- [Aim]: Reply with the count of lines holding "screenshot", nothing more.

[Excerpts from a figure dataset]
-- -- --

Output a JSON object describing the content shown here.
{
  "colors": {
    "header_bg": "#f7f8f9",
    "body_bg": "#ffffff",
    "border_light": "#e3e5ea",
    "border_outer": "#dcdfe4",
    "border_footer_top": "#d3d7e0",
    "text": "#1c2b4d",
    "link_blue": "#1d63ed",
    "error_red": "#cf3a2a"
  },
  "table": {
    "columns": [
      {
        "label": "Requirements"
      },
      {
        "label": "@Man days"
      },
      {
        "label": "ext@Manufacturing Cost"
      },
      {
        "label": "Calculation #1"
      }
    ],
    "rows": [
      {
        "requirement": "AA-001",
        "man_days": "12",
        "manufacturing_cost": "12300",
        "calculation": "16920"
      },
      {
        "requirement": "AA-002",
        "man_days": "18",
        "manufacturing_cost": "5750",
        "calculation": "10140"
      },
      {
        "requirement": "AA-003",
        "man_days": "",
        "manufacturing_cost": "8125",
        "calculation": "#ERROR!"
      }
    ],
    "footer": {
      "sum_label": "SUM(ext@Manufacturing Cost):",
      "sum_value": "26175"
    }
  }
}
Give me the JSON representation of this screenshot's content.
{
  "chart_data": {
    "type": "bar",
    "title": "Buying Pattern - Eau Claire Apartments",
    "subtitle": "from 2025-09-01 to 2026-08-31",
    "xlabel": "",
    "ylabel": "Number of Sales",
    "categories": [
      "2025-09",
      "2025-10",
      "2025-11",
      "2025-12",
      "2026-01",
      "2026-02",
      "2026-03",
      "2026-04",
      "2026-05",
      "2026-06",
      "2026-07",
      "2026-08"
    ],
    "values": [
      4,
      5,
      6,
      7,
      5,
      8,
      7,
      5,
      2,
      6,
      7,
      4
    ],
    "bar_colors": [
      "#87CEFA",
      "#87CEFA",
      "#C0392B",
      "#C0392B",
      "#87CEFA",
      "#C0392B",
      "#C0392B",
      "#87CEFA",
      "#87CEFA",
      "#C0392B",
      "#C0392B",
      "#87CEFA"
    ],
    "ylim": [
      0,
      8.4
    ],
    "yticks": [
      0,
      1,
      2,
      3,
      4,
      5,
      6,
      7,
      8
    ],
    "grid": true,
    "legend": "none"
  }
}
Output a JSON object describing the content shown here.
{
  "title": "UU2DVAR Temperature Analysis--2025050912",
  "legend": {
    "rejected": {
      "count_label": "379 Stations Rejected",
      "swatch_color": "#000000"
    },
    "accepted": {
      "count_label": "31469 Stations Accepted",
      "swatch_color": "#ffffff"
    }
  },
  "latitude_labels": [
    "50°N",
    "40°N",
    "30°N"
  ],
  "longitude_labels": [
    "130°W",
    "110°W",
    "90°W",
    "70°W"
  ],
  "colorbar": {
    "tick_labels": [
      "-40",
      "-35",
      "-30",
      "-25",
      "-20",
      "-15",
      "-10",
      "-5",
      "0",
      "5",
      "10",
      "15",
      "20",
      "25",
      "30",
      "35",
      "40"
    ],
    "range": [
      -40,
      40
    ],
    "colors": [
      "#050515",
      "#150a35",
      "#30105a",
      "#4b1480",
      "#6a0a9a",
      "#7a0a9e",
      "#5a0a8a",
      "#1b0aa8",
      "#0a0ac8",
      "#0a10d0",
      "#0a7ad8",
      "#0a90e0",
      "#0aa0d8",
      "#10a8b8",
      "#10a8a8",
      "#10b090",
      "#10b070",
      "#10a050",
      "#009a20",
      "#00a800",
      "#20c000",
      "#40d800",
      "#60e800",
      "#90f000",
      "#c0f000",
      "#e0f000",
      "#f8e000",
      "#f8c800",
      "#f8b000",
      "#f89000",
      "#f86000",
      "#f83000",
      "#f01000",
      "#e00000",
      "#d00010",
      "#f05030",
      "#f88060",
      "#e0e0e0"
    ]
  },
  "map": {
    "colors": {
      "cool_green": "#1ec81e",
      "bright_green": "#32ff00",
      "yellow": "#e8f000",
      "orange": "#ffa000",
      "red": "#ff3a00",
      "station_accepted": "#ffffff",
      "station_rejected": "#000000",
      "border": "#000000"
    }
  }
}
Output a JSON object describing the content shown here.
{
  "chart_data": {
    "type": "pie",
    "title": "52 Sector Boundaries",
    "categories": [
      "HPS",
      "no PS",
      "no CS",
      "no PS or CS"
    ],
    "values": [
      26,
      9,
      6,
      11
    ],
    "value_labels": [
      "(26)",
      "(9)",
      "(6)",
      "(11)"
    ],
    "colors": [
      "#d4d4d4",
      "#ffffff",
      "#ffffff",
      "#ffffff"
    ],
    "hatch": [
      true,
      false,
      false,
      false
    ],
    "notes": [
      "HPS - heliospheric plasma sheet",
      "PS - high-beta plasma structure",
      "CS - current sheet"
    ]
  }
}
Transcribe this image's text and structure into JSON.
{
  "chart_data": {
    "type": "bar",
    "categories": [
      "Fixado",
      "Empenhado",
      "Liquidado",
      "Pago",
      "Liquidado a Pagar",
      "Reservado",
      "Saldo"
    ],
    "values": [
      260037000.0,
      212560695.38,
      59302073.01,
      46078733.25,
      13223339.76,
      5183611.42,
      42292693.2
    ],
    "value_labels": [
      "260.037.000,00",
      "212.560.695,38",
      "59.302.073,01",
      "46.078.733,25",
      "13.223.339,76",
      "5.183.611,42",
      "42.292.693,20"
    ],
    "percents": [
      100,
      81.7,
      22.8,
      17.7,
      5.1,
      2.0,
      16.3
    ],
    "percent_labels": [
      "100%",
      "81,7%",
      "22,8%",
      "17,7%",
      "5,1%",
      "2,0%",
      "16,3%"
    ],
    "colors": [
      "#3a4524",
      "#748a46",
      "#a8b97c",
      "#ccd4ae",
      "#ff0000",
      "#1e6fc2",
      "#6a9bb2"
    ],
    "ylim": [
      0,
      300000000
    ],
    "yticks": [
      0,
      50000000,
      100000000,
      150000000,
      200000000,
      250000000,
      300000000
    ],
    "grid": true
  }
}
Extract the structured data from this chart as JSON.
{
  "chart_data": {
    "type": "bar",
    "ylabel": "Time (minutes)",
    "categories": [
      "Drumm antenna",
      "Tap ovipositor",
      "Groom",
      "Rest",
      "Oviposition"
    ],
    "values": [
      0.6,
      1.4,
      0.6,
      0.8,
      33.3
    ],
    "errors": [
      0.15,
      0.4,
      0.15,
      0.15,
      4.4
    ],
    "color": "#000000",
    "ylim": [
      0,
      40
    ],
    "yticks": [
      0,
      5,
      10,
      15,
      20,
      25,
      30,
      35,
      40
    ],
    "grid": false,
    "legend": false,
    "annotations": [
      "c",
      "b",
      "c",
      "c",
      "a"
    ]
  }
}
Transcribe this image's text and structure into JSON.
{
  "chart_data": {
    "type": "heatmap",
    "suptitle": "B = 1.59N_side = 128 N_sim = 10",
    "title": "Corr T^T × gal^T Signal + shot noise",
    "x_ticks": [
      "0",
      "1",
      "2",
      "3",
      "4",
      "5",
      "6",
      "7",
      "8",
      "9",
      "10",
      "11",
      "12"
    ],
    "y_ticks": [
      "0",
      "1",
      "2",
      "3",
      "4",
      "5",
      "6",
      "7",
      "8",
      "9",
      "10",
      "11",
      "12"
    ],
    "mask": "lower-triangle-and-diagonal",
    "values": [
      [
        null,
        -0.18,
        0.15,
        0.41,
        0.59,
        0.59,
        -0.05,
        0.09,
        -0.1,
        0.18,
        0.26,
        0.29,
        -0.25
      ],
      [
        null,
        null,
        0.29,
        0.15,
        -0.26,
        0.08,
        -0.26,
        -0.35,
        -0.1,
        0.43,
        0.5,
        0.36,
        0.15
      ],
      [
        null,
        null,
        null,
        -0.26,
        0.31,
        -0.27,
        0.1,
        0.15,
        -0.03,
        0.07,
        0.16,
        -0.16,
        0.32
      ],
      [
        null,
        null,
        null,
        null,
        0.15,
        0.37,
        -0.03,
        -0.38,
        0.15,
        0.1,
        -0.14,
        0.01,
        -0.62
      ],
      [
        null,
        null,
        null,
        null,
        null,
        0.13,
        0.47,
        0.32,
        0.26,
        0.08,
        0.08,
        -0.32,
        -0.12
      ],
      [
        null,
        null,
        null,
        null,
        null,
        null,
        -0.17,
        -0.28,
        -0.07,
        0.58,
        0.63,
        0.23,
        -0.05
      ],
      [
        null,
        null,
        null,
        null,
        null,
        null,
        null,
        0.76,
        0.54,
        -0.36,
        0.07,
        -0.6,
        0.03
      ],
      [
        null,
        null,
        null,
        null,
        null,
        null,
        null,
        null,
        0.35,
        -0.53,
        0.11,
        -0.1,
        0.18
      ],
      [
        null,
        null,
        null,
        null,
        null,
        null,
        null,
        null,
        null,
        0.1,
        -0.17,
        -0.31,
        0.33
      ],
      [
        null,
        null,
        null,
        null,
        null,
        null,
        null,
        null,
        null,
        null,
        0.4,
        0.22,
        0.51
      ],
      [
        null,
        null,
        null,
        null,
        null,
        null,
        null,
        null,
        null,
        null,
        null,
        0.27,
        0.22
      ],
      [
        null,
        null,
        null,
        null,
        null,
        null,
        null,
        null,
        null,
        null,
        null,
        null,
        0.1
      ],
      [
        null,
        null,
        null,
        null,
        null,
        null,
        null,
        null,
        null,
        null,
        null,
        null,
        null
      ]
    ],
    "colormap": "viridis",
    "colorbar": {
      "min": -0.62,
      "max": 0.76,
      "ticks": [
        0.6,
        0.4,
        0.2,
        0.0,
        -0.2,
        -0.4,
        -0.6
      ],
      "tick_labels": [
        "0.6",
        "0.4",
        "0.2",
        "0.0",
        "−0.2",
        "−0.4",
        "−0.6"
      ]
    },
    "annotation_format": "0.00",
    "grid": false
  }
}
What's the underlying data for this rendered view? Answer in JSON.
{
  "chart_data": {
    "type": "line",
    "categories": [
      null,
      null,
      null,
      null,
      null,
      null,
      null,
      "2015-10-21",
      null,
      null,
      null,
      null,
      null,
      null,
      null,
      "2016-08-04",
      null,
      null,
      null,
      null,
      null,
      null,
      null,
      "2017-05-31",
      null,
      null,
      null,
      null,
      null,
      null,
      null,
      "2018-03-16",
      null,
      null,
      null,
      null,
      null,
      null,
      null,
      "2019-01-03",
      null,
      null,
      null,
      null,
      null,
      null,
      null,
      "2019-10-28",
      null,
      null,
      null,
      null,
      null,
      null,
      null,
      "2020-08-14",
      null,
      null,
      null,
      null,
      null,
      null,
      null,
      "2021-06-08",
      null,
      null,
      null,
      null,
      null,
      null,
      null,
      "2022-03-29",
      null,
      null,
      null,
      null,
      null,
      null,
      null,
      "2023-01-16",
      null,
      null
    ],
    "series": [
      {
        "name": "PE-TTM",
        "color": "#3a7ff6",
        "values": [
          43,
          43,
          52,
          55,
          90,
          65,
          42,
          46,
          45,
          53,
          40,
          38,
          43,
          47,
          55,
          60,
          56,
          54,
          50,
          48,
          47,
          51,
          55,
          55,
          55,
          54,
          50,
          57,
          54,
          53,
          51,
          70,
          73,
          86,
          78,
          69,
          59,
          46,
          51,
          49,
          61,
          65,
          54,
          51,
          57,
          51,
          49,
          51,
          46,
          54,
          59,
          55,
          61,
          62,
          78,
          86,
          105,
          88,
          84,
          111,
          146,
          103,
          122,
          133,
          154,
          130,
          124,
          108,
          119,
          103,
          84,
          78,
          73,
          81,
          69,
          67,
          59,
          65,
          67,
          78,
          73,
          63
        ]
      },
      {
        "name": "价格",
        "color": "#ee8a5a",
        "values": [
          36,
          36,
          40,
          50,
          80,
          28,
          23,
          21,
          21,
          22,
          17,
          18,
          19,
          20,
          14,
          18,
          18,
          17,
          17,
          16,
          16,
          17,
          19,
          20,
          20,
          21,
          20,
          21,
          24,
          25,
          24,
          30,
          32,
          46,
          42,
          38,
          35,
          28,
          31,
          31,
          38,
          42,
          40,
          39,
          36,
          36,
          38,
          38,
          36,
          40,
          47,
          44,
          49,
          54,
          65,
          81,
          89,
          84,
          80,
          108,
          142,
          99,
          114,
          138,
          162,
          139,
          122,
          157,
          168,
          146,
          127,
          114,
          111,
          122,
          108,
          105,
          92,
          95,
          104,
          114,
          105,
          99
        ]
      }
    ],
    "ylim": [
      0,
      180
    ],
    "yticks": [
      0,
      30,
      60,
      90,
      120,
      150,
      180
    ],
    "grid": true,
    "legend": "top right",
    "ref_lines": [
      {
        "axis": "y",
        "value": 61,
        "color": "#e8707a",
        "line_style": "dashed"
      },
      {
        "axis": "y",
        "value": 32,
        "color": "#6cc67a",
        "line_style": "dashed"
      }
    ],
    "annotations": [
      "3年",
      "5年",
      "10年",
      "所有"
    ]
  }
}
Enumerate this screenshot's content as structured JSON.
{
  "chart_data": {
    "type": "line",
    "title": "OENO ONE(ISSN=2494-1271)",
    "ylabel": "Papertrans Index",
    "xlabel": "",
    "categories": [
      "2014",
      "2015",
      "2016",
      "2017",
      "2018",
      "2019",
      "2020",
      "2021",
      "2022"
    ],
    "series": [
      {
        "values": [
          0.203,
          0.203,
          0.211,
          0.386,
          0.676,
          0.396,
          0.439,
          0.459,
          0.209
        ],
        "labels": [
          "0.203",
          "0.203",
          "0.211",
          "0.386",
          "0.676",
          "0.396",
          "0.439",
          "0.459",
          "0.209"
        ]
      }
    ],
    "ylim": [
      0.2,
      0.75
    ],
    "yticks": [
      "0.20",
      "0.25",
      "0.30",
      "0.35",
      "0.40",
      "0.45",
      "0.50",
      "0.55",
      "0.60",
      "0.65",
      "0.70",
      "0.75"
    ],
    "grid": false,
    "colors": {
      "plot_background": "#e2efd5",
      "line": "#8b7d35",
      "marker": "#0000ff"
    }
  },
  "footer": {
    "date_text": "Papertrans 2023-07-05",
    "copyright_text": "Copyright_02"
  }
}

-- -- --

- [Expected output]: 2